**Records:**

----------

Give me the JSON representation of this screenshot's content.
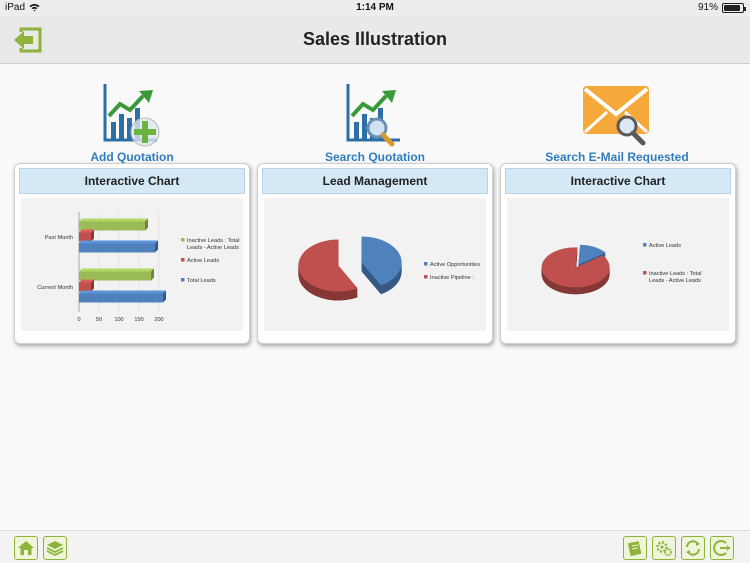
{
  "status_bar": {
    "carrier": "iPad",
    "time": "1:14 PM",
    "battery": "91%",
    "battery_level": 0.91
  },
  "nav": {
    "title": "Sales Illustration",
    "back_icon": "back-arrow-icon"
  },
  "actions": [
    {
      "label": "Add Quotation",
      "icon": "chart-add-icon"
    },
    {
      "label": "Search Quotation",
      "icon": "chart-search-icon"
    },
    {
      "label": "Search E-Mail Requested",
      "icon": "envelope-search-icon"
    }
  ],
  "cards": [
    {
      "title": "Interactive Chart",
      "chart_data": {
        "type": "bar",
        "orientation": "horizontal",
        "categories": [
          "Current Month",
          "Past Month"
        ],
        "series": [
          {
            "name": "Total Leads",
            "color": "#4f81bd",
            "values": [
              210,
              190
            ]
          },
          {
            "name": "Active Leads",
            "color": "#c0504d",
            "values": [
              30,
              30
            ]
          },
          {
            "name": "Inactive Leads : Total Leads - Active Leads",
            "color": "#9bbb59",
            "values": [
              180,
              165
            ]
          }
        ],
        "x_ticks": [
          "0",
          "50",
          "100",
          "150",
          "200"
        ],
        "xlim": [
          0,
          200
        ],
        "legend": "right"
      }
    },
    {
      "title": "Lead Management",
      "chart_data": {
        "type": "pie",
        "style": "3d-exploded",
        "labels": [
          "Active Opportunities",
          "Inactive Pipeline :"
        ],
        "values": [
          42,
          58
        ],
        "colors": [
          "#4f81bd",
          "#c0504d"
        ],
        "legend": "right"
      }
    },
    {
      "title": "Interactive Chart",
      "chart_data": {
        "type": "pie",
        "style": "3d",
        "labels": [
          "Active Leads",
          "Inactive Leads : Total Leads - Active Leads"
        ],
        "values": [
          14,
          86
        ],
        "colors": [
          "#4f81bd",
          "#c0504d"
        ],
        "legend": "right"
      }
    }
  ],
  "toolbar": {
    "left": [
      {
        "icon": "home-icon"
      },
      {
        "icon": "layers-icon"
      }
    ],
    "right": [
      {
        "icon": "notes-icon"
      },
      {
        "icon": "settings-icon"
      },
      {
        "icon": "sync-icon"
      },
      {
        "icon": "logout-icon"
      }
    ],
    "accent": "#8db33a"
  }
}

----------

**Work to do:**
Leave out all images, then reproduce the entries above exactly.

**Solution:**
Give me the JSON representation of this screenshot's content.
{
  "status_bar": {
    "carrier": "iPad",
    "time": "1:14 PM",
    "battery": "91%",
    "battery_level": 0.91
  },
  "nav": {
    "title": "Sales Illustration",
    "back_icon": "back-arrow-icon"
  },
  "actions": [
    {
      "label": "Add Quotation",
      "icon": "chart-add-icon"
    },
    {
      "label": "Search Quotation",
      "icon": "chart-search-icon"
    },
    {
      "label": "Search E-Mail Requested",
      "icon": "envelope-search-icon"
    }
  ],
  "cards": [
    {
      "title": "Interactive Chart",
      "chart_data": {
        "type": "bar",
        "orientation": "horizontal",
        "categories": [
          "Current Month",
          "Past Month"
        ],
        "series": [
          {
            "name": "Total Leads",
            "color": "#4f81bd",
            "values": [
              210,
              190
            ]
          },
          {
            "name": "Active Leads",
            "color": "#c0504d",
            "values": [
              30,
              30
            ]
          },
          {
            "name": "Inactive Leads : Total Leads - Active Leads",
            "color": "#9bbb59",
            "values": [
              180,
              165
            ]
          }
        ],
        "x_ticks": [
          "0",
          "50",
          "100",
          "150",
          "200"
        ],
        "xlim": [
          0,
          200
        ],
        "legend": "right"
      }
    },
    {
      "title": "Lead Management",
      "chart_data": {
        "type": "pie",
        "style": "3d-exploded",
        "labels": [
          "Active Opportunities",
          "Inactive Pipeline :"
        ],
        "values": [
          42,
          58
        ],
        "colors": [
          "#4f81bd",
          "#c0504d"
        ],
        "legend": "right"
      }
    },
    {
      "title": "Interactive Chart",
      "chart_data": {
        "type": "pie",
        "style": "3d",
        "labels": [
          "Active Leads",
          "Inactive Leads : Total Leads - Active Leads"
        ],
        "values": [
          14,
          86
        ],
        "colors": [
          "#4f81bd",
          "#c0504d"
        ],
        "legend": "right"
      }
    }
  ],
  "toolbar": {
    "left": [
      {
        "icon": "home-icon"
      },
      {
        "icon": "layers-icon"
      }
    ],
    "right": [
      {
        "icon": "notes-icon"
      },
      {
        "icon": "settings-icon"
      },
      {
        "icon": "sync-icon"
      },
      {
        "icon": "logout-icon"
      }
    ],
    "accent": "#8db33a"
  }
}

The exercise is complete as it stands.